> _RAW DATA_
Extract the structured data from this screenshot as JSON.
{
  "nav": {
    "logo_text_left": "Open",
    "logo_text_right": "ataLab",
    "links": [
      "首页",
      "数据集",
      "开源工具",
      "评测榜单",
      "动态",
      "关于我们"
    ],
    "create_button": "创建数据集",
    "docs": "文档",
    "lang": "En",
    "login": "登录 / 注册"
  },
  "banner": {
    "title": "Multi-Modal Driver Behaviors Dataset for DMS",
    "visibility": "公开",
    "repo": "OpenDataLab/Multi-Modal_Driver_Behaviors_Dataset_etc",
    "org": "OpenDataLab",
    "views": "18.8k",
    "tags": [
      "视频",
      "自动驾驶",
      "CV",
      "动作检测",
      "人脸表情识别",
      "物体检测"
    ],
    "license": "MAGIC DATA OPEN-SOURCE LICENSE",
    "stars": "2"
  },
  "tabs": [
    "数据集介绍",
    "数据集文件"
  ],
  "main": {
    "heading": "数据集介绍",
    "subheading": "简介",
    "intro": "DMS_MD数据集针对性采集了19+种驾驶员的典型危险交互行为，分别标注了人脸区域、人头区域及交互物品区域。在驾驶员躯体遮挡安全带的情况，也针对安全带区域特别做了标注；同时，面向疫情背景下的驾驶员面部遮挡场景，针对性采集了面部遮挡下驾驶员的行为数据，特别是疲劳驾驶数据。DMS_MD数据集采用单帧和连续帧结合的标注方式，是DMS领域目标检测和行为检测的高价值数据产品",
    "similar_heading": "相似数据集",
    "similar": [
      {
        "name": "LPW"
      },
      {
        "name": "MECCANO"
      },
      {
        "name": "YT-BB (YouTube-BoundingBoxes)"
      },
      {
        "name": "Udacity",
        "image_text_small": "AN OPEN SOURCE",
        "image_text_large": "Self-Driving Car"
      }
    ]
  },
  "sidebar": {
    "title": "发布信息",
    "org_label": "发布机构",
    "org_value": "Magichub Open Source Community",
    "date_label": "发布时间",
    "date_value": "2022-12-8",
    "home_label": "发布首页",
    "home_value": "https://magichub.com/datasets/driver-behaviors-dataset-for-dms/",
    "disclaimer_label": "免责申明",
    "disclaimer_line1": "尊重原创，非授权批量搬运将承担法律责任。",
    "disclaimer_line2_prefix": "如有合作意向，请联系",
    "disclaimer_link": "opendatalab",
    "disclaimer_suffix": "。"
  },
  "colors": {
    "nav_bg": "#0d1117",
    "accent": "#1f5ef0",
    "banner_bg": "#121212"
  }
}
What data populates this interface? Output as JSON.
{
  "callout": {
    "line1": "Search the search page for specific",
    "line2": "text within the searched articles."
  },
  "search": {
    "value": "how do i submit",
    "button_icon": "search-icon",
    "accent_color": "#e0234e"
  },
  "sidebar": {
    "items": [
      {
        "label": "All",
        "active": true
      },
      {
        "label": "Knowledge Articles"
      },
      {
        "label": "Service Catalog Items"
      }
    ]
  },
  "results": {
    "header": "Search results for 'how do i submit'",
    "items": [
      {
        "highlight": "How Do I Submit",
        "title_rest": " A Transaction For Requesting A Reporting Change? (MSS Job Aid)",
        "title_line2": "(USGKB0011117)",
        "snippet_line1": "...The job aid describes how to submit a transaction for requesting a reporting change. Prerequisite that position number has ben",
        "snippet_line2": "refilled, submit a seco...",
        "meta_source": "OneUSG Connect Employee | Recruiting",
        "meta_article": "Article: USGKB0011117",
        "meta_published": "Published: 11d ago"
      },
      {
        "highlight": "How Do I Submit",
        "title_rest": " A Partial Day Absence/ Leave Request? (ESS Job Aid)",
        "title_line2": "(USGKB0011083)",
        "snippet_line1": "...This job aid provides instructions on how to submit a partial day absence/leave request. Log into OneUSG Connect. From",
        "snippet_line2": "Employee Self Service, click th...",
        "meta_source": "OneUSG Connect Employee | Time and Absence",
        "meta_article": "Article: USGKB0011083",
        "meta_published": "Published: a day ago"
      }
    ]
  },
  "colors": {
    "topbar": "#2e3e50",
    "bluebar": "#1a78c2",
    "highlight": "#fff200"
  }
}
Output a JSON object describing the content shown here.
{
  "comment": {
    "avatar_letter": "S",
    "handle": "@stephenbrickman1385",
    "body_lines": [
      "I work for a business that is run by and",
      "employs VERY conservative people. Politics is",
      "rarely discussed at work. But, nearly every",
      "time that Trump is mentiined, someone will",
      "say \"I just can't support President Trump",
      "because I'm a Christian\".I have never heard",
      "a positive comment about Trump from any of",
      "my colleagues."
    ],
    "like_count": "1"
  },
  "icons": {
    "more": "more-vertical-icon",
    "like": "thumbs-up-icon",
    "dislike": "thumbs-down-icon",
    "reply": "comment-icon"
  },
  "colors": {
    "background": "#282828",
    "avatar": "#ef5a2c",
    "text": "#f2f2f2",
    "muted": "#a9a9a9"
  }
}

> _GIVEN EXERCISE_
Repeat the whole listing exactly, keeping every line intact.

> _TASK RESULT_
Extract the structured data from this screenshot as JSON.
{
  "nav": {
    "logo_text_left": "Open",
    "logo_text_right": "ataLab",
    "links": [
      "首页",
      "数据集",
      "开源工具",
      "评测榜单",
      "动态",
      "关于我们"
    ],
    "create_button": "创建数据集",
    "docs": "文档",
    "lang": "En",
    "login": "登录 / 注册"
  },
  "banner": {
    "title": "Multi-Modal Driver Behaviors Dataset for DMS",
    "visibility": "公开",
    "repo": "OpenDataLab/Multi-Modal_Driver_Behaviors_Dataset_etc",
    "org": "OpenDataLab",
    "views": "18.8k",
    "tags": [
      "视频",
      "自动驾驶",
      "CV",
      "动作检测",
      "人脸表情识别",
      "物体检测"
    ],
    "license": "MAGIC DATA OPEN-SOURCE LICENSE",
    "stars": "2"
  },
  "tabs": [
    "数据集介绍",
    "数据集文件"
  ],
  "main": {
    "heading": "数据集介绍",
    "subheading": "简介",
    "intro": "DMS_MD数据集针对性采集了19+种驾驶员的典型危险交互行为，分别标注了人脸区域、人头区域及交互物品区域。在驾驶员躯体遮挡安全带的情况，也针对安全带区域特别做了标注；同时，面向疫情背景下的驾驶员面部遮挡场景，针对性采集了面部遮挡下驾驶员的行为数据，特别是疲劳驾驶数据。DMS_MD数据集采用单帧和连续帧结合的标注方式，是DMS领域目标检测和行为检测的高价值数据产品",
    "similar_heading": "相似数据集",
    "similar": [
      {
        "name": "LPW"
      },
      {
        "name": "MECCANO"
      },
      {
        "name": "YT-BB (YouTube-BoundingBoxes)"
      },
      {
        "name": "Udacity",
        "image_text_small": "AN OPEN SOURCE",
        "image_text_large": "Self-Driving Car"
      }
    ]
  },
  "sidebar": {
    "title": "发布信息",
    "org_label": "发布机构",
    "org_value": "Magichub Open Source Community",
    "date_label": "发布时间",
    "date_value": "2022-12-8",
    "home_label": "发布首页",
    "home_value": "https://magichub.com/datasets/driver-behaviors-dataset-for-dms/",
    "disclaimer_label": "免责申明",
    "disclaimer_line1": "尊重原创，非授权批量搬运将承担法律责任。",
    "disclaimer_line2_prefix": "如有合作意向，请联系",
    "disclaimer_link": "opendatalab",
    "disclaimer_suffix": "。"
  },
  "colors": {
    "nav_bg": "#0d1117",
    "accent": "#1f5ef0",
    "banner_bg": "#121212"
  }
}
What data populates this interface? Output as JSON.
{
  "callout": {
    "line1": "Search the search page for specific",
    "line2": "text within the searched articles."
  },
  "search": {
    "value": "how do i submit",
    "button_icon": "search-icon",
    "accent_color": "#e0234e"
  },
  "sidebar": {
    "items": [
      {
        "label": "All",
        "active": true
      },
      {
        "label": "Knowledge Articles"
      },
      {
        "label": "Service Catalog Items"
      }
    ]
  },
  "results": {
    "header": "Search results for 'how do i submit'",
    "items": [
      {
        "highlight": "How Do I Submit",
        "title_rest": " A Transaction For Requesting A Reporting Change? (MSS Job Aid)",
        "title_line2": "(USGKB0011117)",
        "snippet_line1": "...The job aid describes how to submit a transaction for requesting a reporting change. Prerequisite that position number has ben",
        "snippet_line2": "refilled, submit a seco...",
        "meta_source": "OneUSG Connect Employee | Recruiting",
        "meta_article": "Article: USGKB0011117",
        "meta_published": "Published: 11d ago"
      },
      {
        "highlight": "How Do I Submit",
        "title_rest": " A Partial Day Absence/ Leave Request? (ESS Job Aid)",
        "title_line2": "(USGKB0011083)",
        "snippet_line1": "...This job aid provides instructions on how to submit a partial day absence/leave request. Log into OneUSG Connect. From",
        "snippet_line2": "Employee Self Service, click th...",
        "meta_source": "OneUSG Connect Employee | Time and Absence",
        "meta_article": "Article: USGKB0011083",
        "meta_published": "Published: a day ago"
      }
    ]
  },
  "colors": {
    "topbar": "#2e3e50",
    "bluebar": "#1a78c2",
    "highlight": "#fff200"
  }
}
Output a JSON object describing the content shown here.
{
  "comment": {
    "avatar_letter": "S",
    "handle": "@stephenbrickman1385",
    "body_lines": [
      "I work for a business that is run by and",
      "employs VERY conservative people. Politics is",
      "rarely discussed at work. But, nearly every",
      "time that Trump is mentiined, someone will",
      "say \"I just can't support President Trump",
      "because I'm a Christian\".I have never heard",
      "a positive comment about Trump from any of",
      "my colleagues."
    ],
    "like_count": "1"
  },
  "icons": {
    "more": "more-vertical-icon",
    "like": "thumbs-up-icon",
    "dislike": "thumbs-down-icon",
    "reply": "comment-icon"
  },
  "colors": {
    "background": "#282828",
    "avatar": "#ef5a2c",
    "text": "#f2f2f2",
    "muted": "#a9a9a9"
  }
}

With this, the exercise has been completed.